### Exercise aim
Can you quote the records below in full, word for word?

### Data supplied
## START

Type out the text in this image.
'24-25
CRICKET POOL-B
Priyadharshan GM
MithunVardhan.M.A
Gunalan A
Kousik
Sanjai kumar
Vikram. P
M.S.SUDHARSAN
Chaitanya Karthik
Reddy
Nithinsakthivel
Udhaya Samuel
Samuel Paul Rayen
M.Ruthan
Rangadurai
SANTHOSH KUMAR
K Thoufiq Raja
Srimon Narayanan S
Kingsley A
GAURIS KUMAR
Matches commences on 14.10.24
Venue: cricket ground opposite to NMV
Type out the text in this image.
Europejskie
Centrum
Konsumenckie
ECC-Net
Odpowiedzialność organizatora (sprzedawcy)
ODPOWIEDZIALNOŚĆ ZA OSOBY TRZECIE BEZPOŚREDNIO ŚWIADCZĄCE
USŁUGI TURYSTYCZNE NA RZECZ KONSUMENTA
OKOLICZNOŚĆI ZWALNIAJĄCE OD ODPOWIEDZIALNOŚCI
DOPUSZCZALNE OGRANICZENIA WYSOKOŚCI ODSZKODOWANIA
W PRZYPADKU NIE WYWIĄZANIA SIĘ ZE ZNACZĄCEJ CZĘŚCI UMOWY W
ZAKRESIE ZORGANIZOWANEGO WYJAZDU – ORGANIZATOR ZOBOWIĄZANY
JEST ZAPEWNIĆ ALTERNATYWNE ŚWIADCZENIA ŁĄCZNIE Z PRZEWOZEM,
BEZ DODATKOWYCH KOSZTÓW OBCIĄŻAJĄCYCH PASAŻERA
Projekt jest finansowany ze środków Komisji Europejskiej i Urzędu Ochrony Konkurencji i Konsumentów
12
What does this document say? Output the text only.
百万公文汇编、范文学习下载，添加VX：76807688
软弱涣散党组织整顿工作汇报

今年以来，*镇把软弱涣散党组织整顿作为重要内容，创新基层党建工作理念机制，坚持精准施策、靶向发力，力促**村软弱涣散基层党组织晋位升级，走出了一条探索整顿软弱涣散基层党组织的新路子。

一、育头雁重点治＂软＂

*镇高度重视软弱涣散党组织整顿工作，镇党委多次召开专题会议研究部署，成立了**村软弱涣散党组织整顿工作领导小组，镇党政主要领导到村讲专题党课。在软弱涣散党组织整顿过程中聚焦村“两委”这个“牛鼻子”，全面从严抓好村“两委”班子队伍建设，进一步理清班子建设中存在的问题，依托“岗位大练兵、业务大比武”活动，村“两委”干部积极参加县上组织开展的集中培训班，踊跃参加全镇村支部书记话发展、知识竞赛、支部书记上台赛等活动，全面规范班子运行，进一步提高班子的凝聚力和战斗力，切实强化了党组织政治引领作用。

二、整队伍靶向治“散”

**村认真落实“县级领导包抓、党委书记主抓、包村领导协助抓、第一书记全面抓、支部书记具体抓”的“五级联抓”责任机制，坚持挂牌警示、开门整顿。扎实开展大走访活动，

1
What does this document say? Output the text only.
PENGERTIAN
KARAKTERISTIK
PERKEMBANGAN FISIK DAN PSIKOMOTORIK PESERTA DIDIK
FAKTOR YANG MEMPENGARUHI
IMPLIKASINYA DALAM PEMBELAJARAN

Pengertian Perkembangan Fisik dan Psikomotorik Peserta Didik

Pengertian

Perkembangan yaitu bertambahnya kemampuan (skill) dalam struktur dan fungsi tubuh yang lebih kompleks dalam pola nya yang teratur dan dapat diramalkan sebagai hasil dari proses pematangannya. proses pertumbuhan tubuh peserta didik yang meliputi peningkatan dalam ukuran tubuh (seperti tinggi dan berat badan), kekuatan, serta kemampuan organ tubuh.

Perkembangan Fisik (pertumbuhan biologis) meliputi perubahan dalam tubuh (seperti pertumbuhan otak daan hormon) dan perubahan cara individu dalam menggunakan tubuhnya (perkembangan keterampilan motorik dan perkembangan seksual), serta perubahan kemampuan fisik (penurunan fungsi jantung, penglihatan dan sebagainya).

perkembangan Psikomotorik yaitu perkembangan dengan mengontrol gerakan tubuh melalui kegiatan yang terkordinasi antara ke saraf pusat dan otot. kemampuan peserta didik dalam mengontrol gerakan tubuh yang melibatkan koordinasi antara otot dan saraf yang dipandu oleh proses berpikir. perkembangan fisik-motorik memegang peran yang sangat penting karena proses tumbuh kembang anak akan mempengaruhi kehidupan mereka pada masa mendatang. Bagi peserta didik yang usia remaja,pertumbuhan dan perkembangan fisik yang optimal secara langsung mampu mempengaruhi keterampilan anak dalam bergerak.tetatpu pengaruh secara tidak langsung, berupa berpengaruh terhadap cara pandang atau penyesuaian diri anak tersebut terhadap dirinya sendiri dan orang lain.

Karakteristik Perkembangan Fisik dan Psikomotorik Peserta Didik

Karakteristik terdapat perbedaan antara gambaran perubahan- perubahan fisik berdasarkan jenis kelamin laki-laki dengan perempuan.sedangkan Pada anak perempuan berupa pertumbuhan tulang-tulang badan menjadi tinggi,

## END

### Correct answer
Type out the text in this image.
'24-25
CRICKET POOL-B
Priyadharshan GM
MithunVardhan.M.A
Gunalan A
Kousik
Sanjai kumar
Vikram. P
M.S.SUDHARSAN
Chaitanya Karthik
Reddy
Nithinsakthivel
Udhaya Samuel
Samuel Paul Rayen
M.Ruthan
Rangadurai
SANTHOSH KUMAR
K Thoufiq Raja
Srimon Narayanan S
Kingsley A
GAURIS KUMAR
Matches commences on 14.10.24
Venue: cricket ground opposite to NMV
Type out the text in this image.
Europejskie
Centrum
Konsumenckie
ECC-Net
Odpowiedzialność organizatora (sprzedawcy)
ODPOWIEDZIALNOŚĆ ZA OSOBY TRZECIE BEZPOŚREDNIO ŚWIADCZĄCE
USŁUGI TURYSTYCZNE NA RZECZ KONSUMENTA
OKOLICZNOŚĆI ZWALNIAJĄCE OD ODPOWIEDZIALNOŚCI
DOPUSZCZALNE OGRANICZENIA WYSOKOŚCI ODSZKODOWANIA
W PRZYPADKU NIE WYWIĄZANIA SIĘ ZE ZNACZĄCEJ CZĘŚCI UMOWY W
ZAKRESIE ZORGANIZOWANEGO WYJAZDU – ORGANIZATOR ZOBOWIĄZANY
JEST ZAPEWNIĆ ALTERNATYWNE ŚWIADCZENIA ŁĄCZNIE Z PRZEWOZEM,
BEZ DODATKOWYCH KOSZTÓW OBCIĄŻAJĄCYCH PASAŻERA
Projekt jest finansowany ze środków Komisji Europejskiej i Urzędu Ochrony Konkurencji i Konsumentów
12
What does this document say? Output the text only.
百万公文汇编、范文学习下载，添加VX：76807688
软弱涣散党组织整顿工作汇报

今年以来，*镇把软弱涣散党组织整顿作为重要内容，创新基层党建工作理念机制，坚持精准施策、靶向发力，力促**村软弱涣散基层党组织晋位升级，走出了一条探索整顿软弱涣散基层党组织的新路子。

一、育头雁重点治＂软＂

*镇高度重视软弱涣散党组织整顿工作，镇党委多次召开专题会议研究部署，成立了**村软弱涣散党组织整顿工作领导小组，镇党政主要领导到村讲专题党课。在软弱涣散党组织整顿过程中聚焦村“两委”这个“牛鼻子”，全面从严抓好村“两委”班子队伍建设，进一步理清班子建设中存在的问题，依托“岗位大练兵、业务大比武”活动，村“两委”干部积极参加县上组织开展的集中培训班，踊跃参加全镇村支部书记话发展、知识竞赛、支部书记上台赛等活动，全面规范班子运行，进一步提高班子的凝聚力和战斗力，切实强化了党组织政治引领作用。

二、整队伍靶向治“散”

**村认真落实“县级领导包抓、党委书记主抓、包村领导协助抓、第一书记全面抓、支部书记具体抓”的“五级联抓”责任机制，坚持挂牌警示、开门整顿。扎实开展大走访活动，

1
What does this document say? Output the text only.
PENGERTIAN
KARAKTERISTIK
PERKEMBANGAN FISIK DAN PSIKOMOTORIK PESERTA DIDIK
FAKTOR YANG MEMPENGARUHI
IMPLIKASINYA DALAM PEMBELAJARAN

Pengertian Perkembangan Fisik dan Psikomotorik Peserta Didik

Pengertian

Perkembangan yaitu bertambahnya kemampuan (skill) dalam struktur dan fungsi tubuh yang lebih kompleks dalam pola nya yang teratur dan dapat diramalkan sebagai hasil dari proses pematangannya. proses pertumbuhan tubuh peserta didik yang meliputi peningkatan dalam ukuran tubuh (seperti tinggi dan berat badan), kekuatan, serta kemampuan organ tubuh.

Perkembangan Fisik (pertumbuhan biologis) meliputi perubahan dalam tubuh (seperti pertumbuhan otak daan hormon) dan perubahan cara individu dalam menggunakan tubuhnya (perkembangan keterampilan motorik dan perkembangan seksual), serta perubahan kemampuan fisik (penurunan fungsi jantung, penglihatan dan sebagainya).

perkembangan Psikomotorik yaitu perkembangan dengan mengontrol gerakan tubuh melalui kegiatan yang terkordinasi antara ke saraf pusat dan otot. kemampuan peserta didik dalam mengontrol gerakan tubuh yang melibatkan koordinasi antara otot dan saraf yang dipandu oleh proses berpikir. perkembangan fisik-motorik memegang peran yang sangat penting karena proses tumbuh kembang anak akan mempengaruhi kehidupan mereka pada masa mendatang. Bagi peserta didik yang usia remaja,pertumbuhan dan perkembangan fisik yang optimal secara langsung mampu mempengaruhi keterampilan anak dalam bergerak.tetatpu pengaruh secara tidak langsung, berupa berpengaruh terhadap cara pandang atau penyesuaian diri anak tersebut terhadap dirinya sendiri dan orang lain.

Karakteristik Perkembangan Fisik dan Psikomotorik Peserta Didik

Karakteristik terdapat perbedaan antara gambaran perubahan- perubahan fisik berdasarkan jenis kelamin laki-laki dengan perempuan.sedangkan Pada anak perempuan berupa pertumbuhan tulang-tulang badan menjadi tinggi,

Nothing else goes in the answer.